▸ Exercise task:
Copy nothing but the text: reproduce each line of the listing exactly and leave the pictures out.

(A block of data)
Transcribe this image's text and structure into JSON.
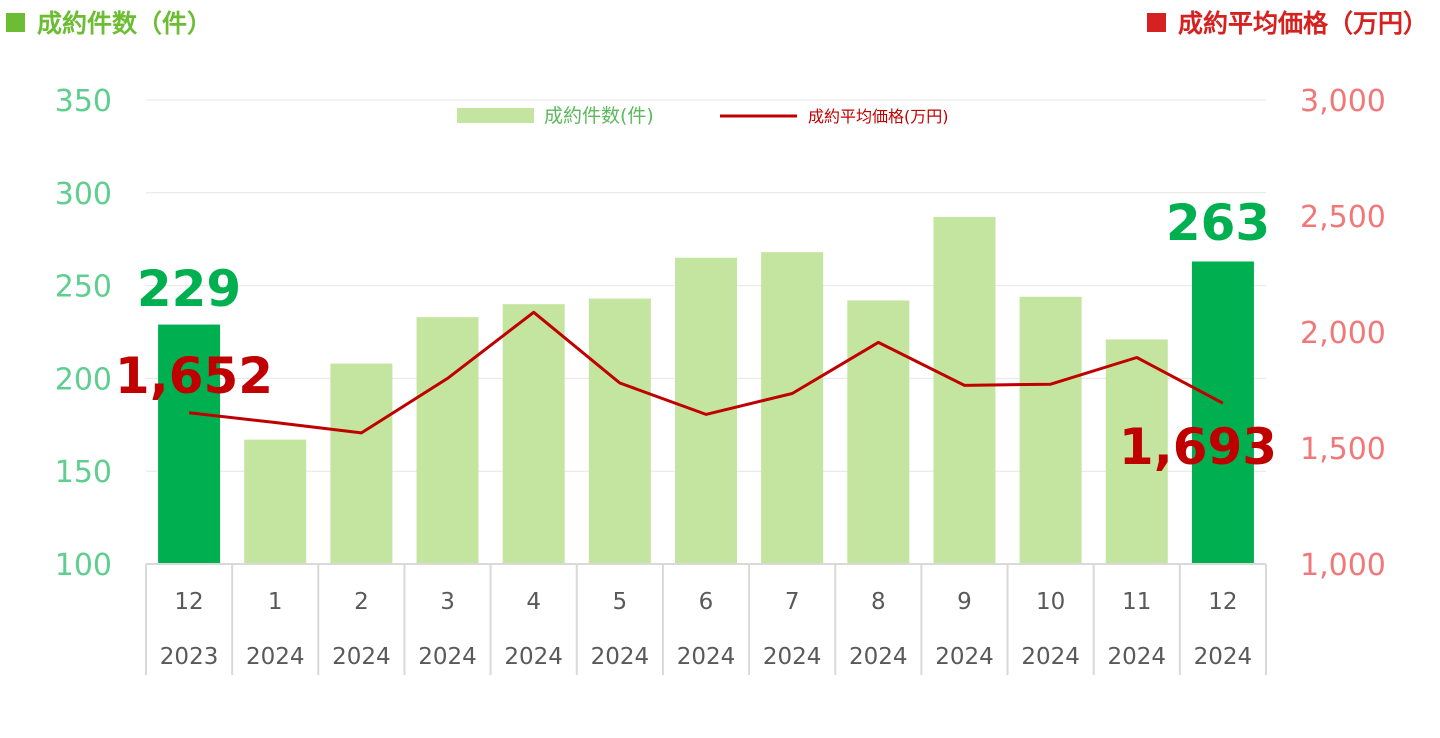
{
  "header": {
    "left_title": "成約件数（件）",
    "right_title": "成約平均価格（万円）"
  },
  "colors": {
    "bar": "#c4e59f",
    "bar_highlight": "#00b050",
    "line": "#c00000",
    "left_axis": "#5fcf8f",
    "right_axis": "#f07878",
    "left_header": "#6cbd33",
    "right_header": "#d62121",
    "grid": "#e6e6e6"
  },
  "chart_data": {
    "type": "bar+line",
    "categories": [
      {
        "month": "12",
        "year": "2023"
      },
      {
        "month": "1",
        "year": "2024"
      },
      {
        "month": "2",
        "year": "2024"
      },
      {
        "month": "3",
        "year": "2024"
      },
      {
        "month": "4",
        "year": "2024"
      },
      {
        "month": "5",
        "year": "2024"
      },
      {
        "month": "6",
        "year": "2024"
      },
      {
        "month": "7",
        "year": "2024"
      },
      {
        "month": "8",
        "year": "2024"
      },
      {
        "month": "9",
        "year": "2024"
      },
      {
        "month": "10",
        "year": "2024"
      },
      {
        "month": "11",
        "year": "2024"
      },
      {
        "month": "12",
        "year": "2024"
      }
    ],
    "series": [
      {
        "name": "成約件数(件)",
        "type": "bar",
        "axis": "left",
        "values": [
          229,
          167,
          208,
          233,
          240,
          243,
          265,
          268,
          242,
          287,
          244,
          221,
          263
        ],
        "highlight": [
          true,
          false,
          false,
          false,
          false,
          false,
          false,
          false,
          false,
          false,
          false,
          false,
          true
        ]
      },
      {
        "name": "成約平均価格(万円)",
        "type": "line",
        "axis": "right",
        "values": [
          1652,
          1610,
          1565,
          1800,
          2085,
          1780,
          1645,
          1735,
          1955,
          1770,
          1775,
          1890,
          1693
        ]
      }
    ],
    "y_left": {
      "min": 100,
      "max": 350,
      "ticks": [
        "350",
        "300",
        "250",
        "200",
        "150",
        "100"
      ]
    },
    "y_right": {
      "min": 1000,
      "max": 3000,
      "ticks": [
        "3,000",
        "2,500",
        "2,000",
        "1,500",
        "1,000"
      ]
    },
    "annotations": {
      "first_count": "229",
      "last_count": "263",
      "first_price": "1,652",
      "last_price": "1,693"
    },
    "legend_position": "top-center",
    "grid": true
  }
}
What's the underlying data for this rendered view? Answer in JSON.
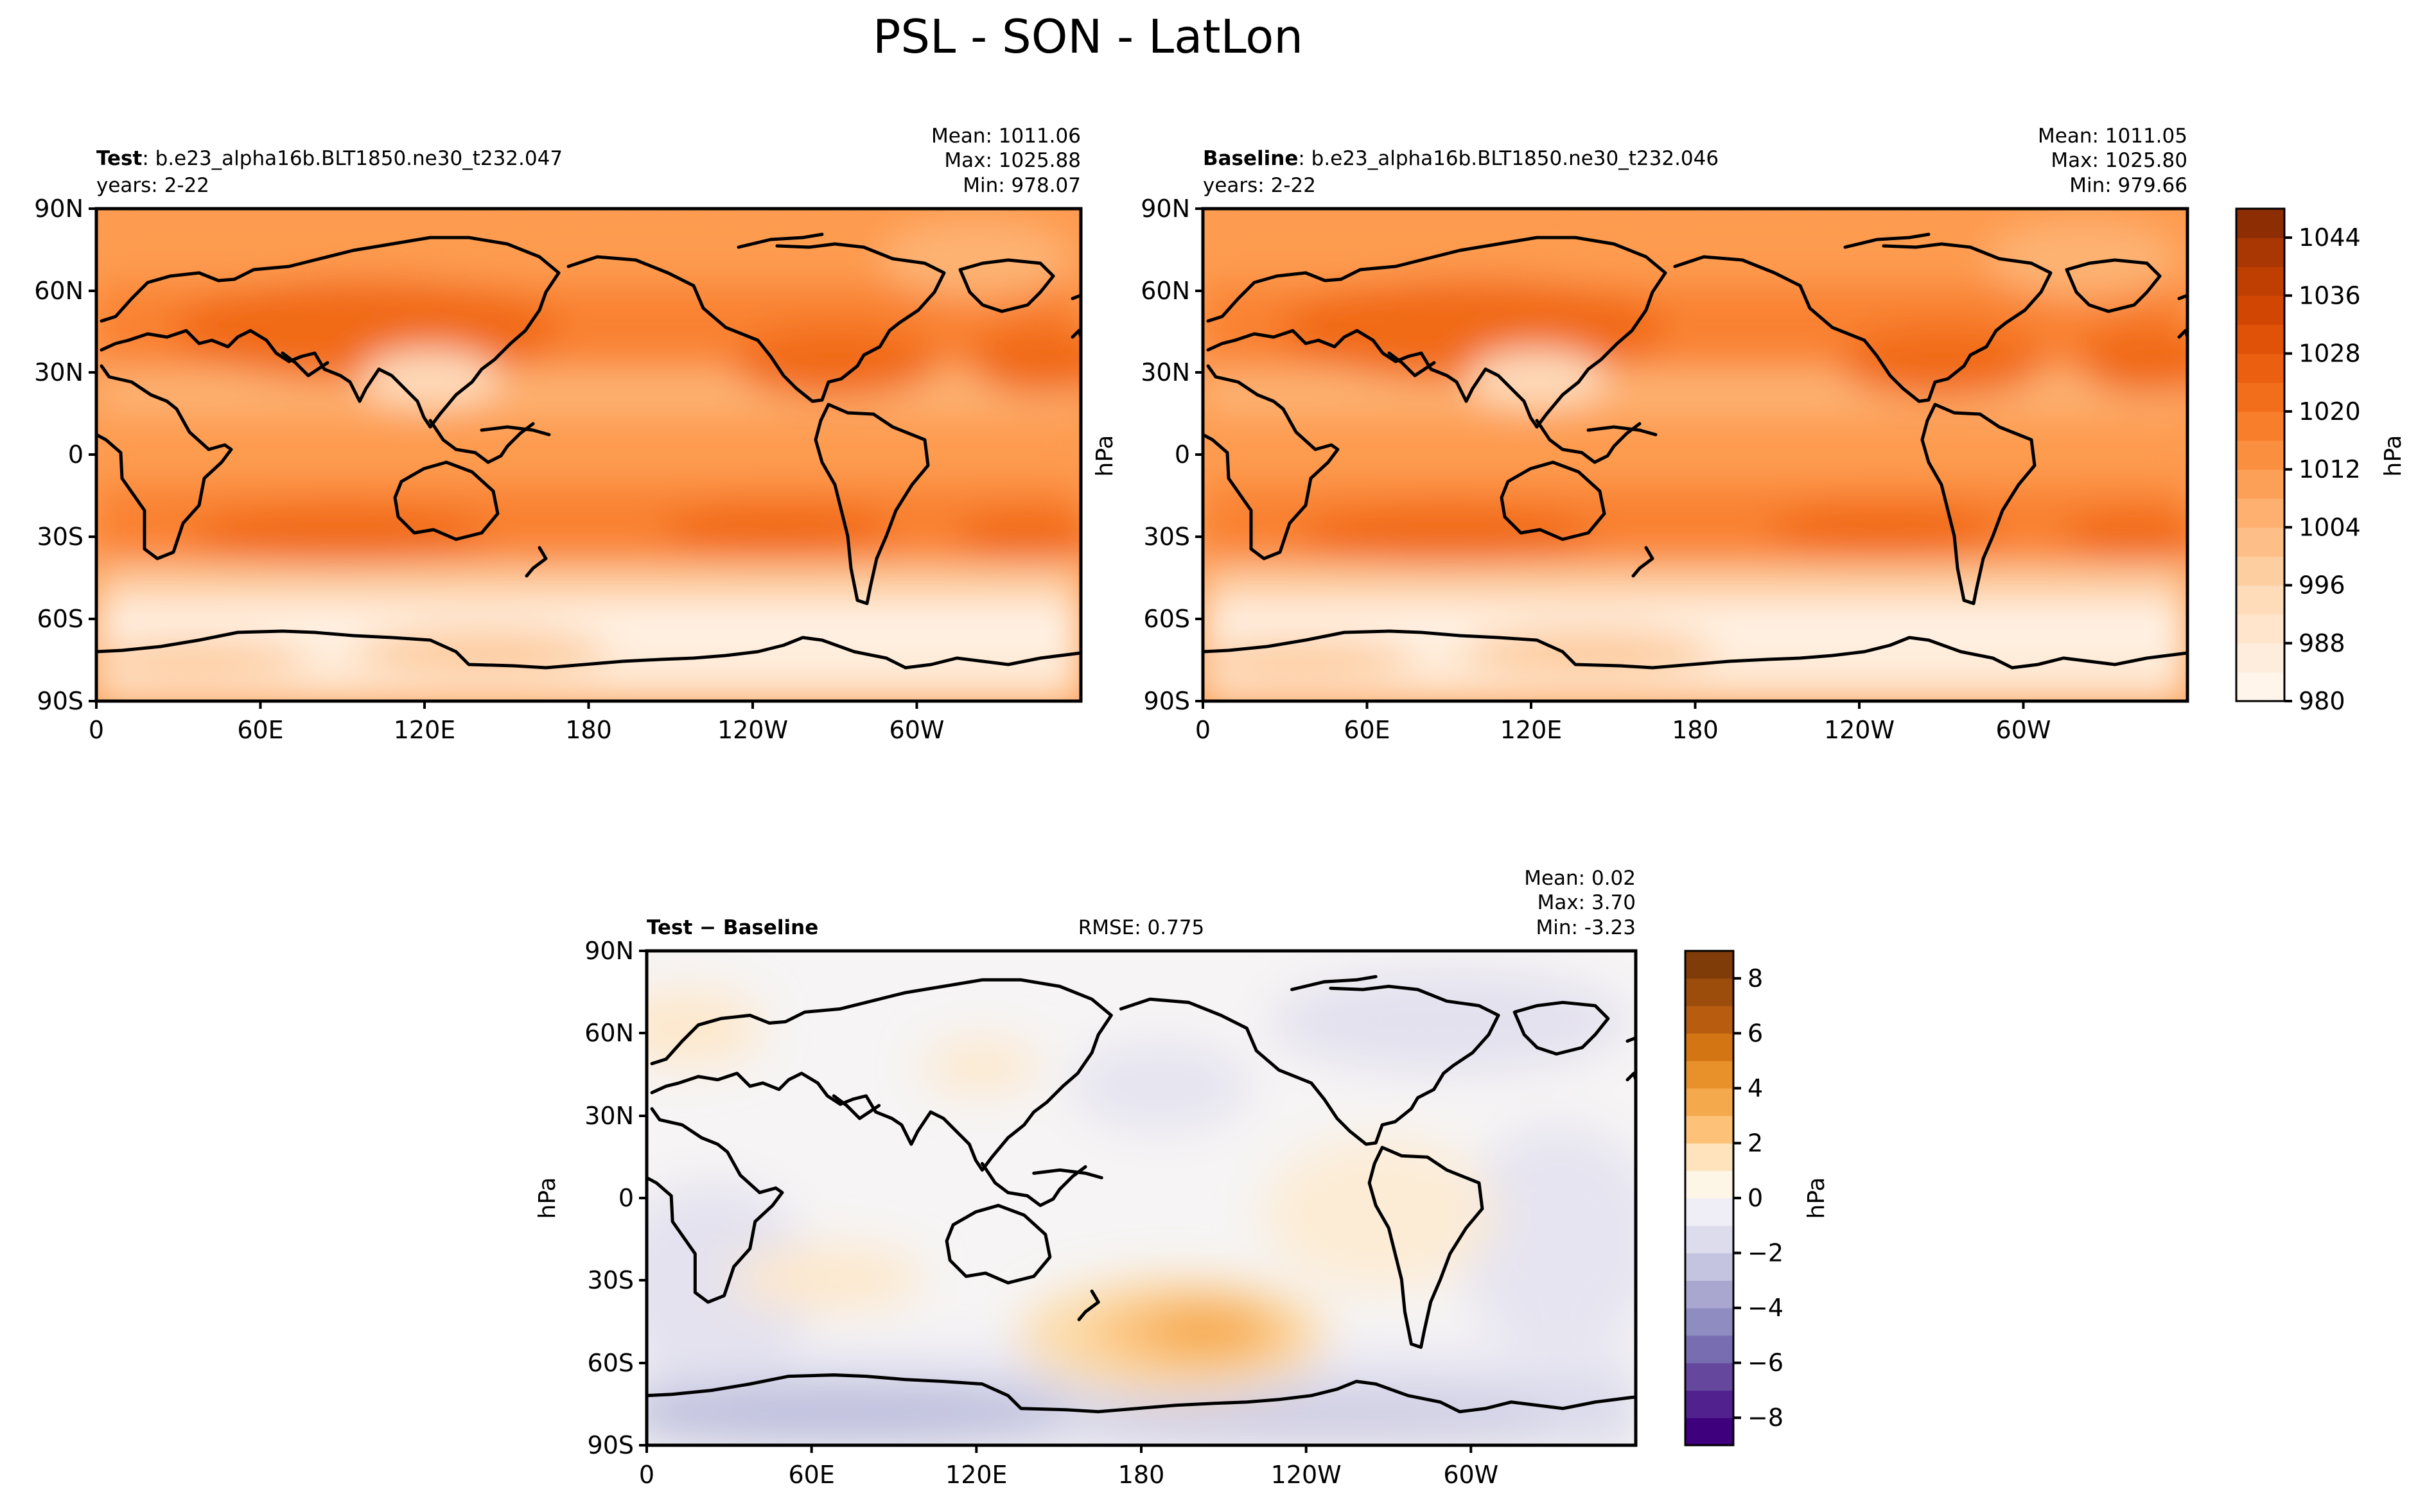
{
  "figure": {
    "title": "PSL - SON - LatLon",
    "unit_label": "hPa"
  },
  "panels": {
    "test": {
      "label_bold": "Test",
      "label_rest": ": b.e23_alpha16b.BLT1850.ne30_t232.047",
      "years": "years: 2-22",
      "mean": "Mean: 1011.06",
      "max": "Max: 1025.88",
      "min": "Min: 978.07"
    },
    "baseline": {
      "label_bold": "Baseline",
      "label_rest": ": b.e23_alpha16b.BLT1850.ne30_t232.046",
      "years": "years: 2-22",
      "mean": "Mean: 1011.05",
      "max": "Max: 1025.80",
      "min": "Min: 979.66"
    },
    "diff": {
      "label": "Test − Baseline",
      "rmse": "RMSE: 0.775",
      "mean": "Mean:  0.02",
      "max": "Max:  3.70",
      "min": "Min: -3.23"
    }
  },
  "axes": {
    "lon_ticks": [
      "0",
      "60E",
      "120E",
      "180",
      "120W",
      "60W"
    ],
    "lat_ticks": [
      "90N",
      "60N",
      "30N",
      "0",
      "30S",
      "60S",
      "90S"
    ]
  },
  "colors": {
    "psl_cmap": [
      "#fff5eb",
      "#feead6",
      "#fedcbb",
      "#fdc997",
      "#fdb373",
      "#fd9b50",
      "#f98230",
      "#f16b17",
      "#e4560a",
      "#d14502",
      "#b43b02",
      "#8c2d04"
    ],
    "diff_cmap_neg": [
      "#3f007d",
      "#54278f",
      "#6a51a3",
      "#807dba",
      "#9e9ac8",
      "#bcbddc",
      "#dadaeb",
      "#efedf5"
    ],
    "diff_cmap_pos": [
      "#fdf5e6",
      "#fee0b6",
      "#fdb863",
      "#f0a040",
      "#e08214",
      "#c06010",
      "#a04f0c",
      "#7f3b08"
    ]
  },
  "chart_data": [
    {
      "type": "heatmap",
      "title": "Test : b.e23_alpha16b.BLT1850.ne30_t232.047",
      "variable": "PSL",
      "season": "SON",
      "units": "hPa",
      "stats": {
        "mean": 1011.06,
        "max": 1025.88,
        "min": 978.07
      },
      "colorbar": {
        "ticks": [
          980,
          988,
          996,
          1004,
          1012,
          1020,
          1028,
          1036,
          1044
        ],
        "range": [
          980,
          1048
        ],
        "step": 4
      }
    },
    {
      "type": "heatmap",
      "title": "Baseline : b.e23_alpha16b.BLT1850.ne30_t232.046",
      "variable": "PSL",
      "season": "SON",
      "units": "hPa",
      "stats": {
        "mean": 1011.05,
        "max": 1025.8,
        "min": 979.66
      },
      "colorbar": {
        "ticks": [
          980,
          988,
          996,
          1004,
          1012,
          1020,
          1028,
          1036,
          1044
        ],
        "range": [
          980,
          1048
        ],
        "step": 4
      }
    },
    {
      "type": "heatmap",
      "title": "Test − Baseline",
      "units": "hPa",
      "stats": {
        "mean": 0.02,
        "max": 3.7,
        "min": -3.23,
        "rmse": 0.775
      },
      "colorbar": {
        "ticks": [
          -8,
          -6,
          -4,
          -2,
          0,
          2,
          4,
          6,
          8
        ],
        "range": [
          -9,
          9
        ],
        "step": 1
      }
    }
  ]
}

▸ Exercise response:
Transcribe this image's text and structure into JSON.
{
  "header": {
    "left_title": "成約件数（件）",
    "right_title": "成約平均価格（万円）"
  },
  "colors": {
    "bar": "#c4e59f",
    "bar_highlight": "#00b050",
    "line": "#c00000",
    "left_axis": "#5fcf8f",
    "right_axis": "#f07878",
    "left_header": "#6cbd33",
    "right_header": "#d62121",
    "grid": "#e6e6e6"
  },
  "chart_data": {
    "type": "bar+line",
    "categories": [
      {
        "month": "12",
        "year": "2023"
      },
      {
        "month": "1",
        "year": "2024"
      },
      {
        "month": "2",
        "year": "2024"
      },
      {
        "month": "3",
        "year": "2024"
      },
      {
        "month": "4",
        "year": "2024"
      },
      {
        "month": "5",
        "year": "2024"
      },
      {
        "month": "6",
        "year": "2024"
      },
      {
        "month": "7",
        "year": "2024"
      },
      {
        "month": "8",
        "year": "2024"
      },
      {
        "month": "9",
        "year": "2024"
      },
      {
        "month": "10",
        "year": "2024"
      },
      {
        "month": "11",
        "year": "2024"
      },
      {
        "month": "12",
        "year": "2024"
      }
    ],
    "series": [
      {
        "name": "成約件数(件)",
        "type": "bar",
        "axis": "left",
        "values": [
          229,
          167,
          208,
          233,
          240,
          243,
          265,
          268,
          242,
          287,
          244,
          221,
          263
        ],
        "highlight": [
          true,
          false,
          false,
          false,
          false,
          false,
          false,
          false,
          false,
          false,
          false,
          false,
          true
        ]
      },
      {
        "name": "成約平均価格(万円)",
        "type": "line",
        "axis": "right",
        "values": [
          1652,
          1610,
          1565,
          1800,
          2085,
          1780,
          1645,
          1735,
          1955,
          1770,
          1775,
          1890,
          1693
        ]
      }
    ],
    "y_left": {
      "min": 100,
      "max": 350,
      "ticks": [
        "350",
        "300",
        "250",
        "200",
        "150",
        "100"
      ]
    },
    "y_right": {
      "min": 1000,
      "max": 3000,
      "ticks": [
        "3,000",
        "2,500",
        "2,000",
        "1,500",
        "1,000"
      ]
    },
    "annotations": {
      "first_count": "229",
      "last_count": "263",
      "first_price": "1,652",
      "last_price": "1,693"
    },
    "legend_position": "top-center",
    "grid": true
  }
}
What's the underlying data for this rendered view? Answer in JSON.
{
  "figure": {
    "title": "PSL - SON - LatLon",
    "unit_label": "hPa"
  },
  "panels": {
    "test": {
      "label_bold": "Test",
      "label_rest": ": b.e23_alpha16b.BLT1850.ne30_t232.047",
      "years": "years: 2-22",
      "mean": "Mean: 1011.06",
      "max": "Max: 1025.88",
      "min": "Min: 978.07"
    },
    "baseline": {
      "label_bold": "Baseline",
      "label_rest": ": b.e23_alpha16b.BLT1850.ne30_t232.046",
      "years": "years: 2-22",
      "mean": "Mean: 1011.05",
      "max": "Max: 1025.80",
      "min": "Min: 979.66"
    },
    "diff": {
      "label": "Test − Baseline",
      "rmse": "RMSE: 0.775",
      "mean": "Mean:  0.02",
      "max": "Max:  3.70",
      "min": "Min: -3.23"
    }
  },
  "axes": {
    "lon_ticks": [
      "0",
      "60E",
      "120E",
      "180",
      "120W",
      "60W"
    ],
    "lat_ticks": [
      "90N",
      "60N",
      "30N",
      "0",
      "30S",
      "60S",
      "90S"
    ]
  },
  "colors": {
    "psl_cmap": [
      "#fff5eb",
      "#feead6",
      "#fedcbb",
      "#fdc997",
      "#fdb373",
      "#fd9b50",
      "#f98230",
      "#f16b17",
      "#e4560a",
      "#d14502",
      "#b43b02",
      "#8c2d04"
    ],
    "diff_cmap_neg": [
      "#3f007d",
      "#54278f",
      "#6a51a3",
      "#807dba",
      "#9e9ac8",
      "#bcbddc",
      "#dadaeb",
      "#efedf5"
    ],
    "diff_cmap_pos": [
      "#fdf5e6",
      "#fee0b6",
      "#fdb863",
      "#f0a040",
      "#e08214",
      "#c06010",
      "#a04f0c",
      "#7f3b08"
    ]
  },
  "chart_data": [
    {
      "type": "heatmap",
      "title": "Test : b.e23_alpha16b.BLT1850.ne30_t232.047",
      "variable": "PSL",
      "season": "SON",
      "units": "hPa",
      "stats": {
        "mean": 1011.06,
        "max": 1025.88,
        "min": 978.07
      },
      "colorbar": {
        "ticks": [
          980,
          988,
          996,
          1004,
          1012,
          1020,
          1028,
          1036,
          1044
        ],
        "range": [
          980,
          1048
        ],
        "step": 4
      }
    },
    {
      "type": "heatmap",
      "title": "Baseline : b.e23_alpha16b.BLT1850.ne30_t232.046",
      "variable": "PSL",
      "season": "SON",
      "units": "hPa",
      "stats": {
        "mean": 1011.05,
        "max": 1025.8,
        "min": 979.66
      },
      "colorbar": {
        "ticks": [
          980,
          988,
          996,
          1004,
          1012,
          1020,
          1028,
          1036,
          1044
        ],
        "range": [
          980,
          1048
        ],
        "step": 4
      }
    },
    {
      "type": "heatmap",
      "title": "Test − Baseline",
      "units": "hPa",
      "stats": {
        "mean": 0.02,
        "max": 3.7,
        "min": -3.23,
        "rmse": 0.775
      },
      "colorbar": {
        "ticks": [
          -8,
          -6,
          -4,
          -2,
          0,
          2,
          4,
          6,
          8
        ],
        "range": [
          -9,
          9
        ],
        "step": 1
      }
    }
  ]
}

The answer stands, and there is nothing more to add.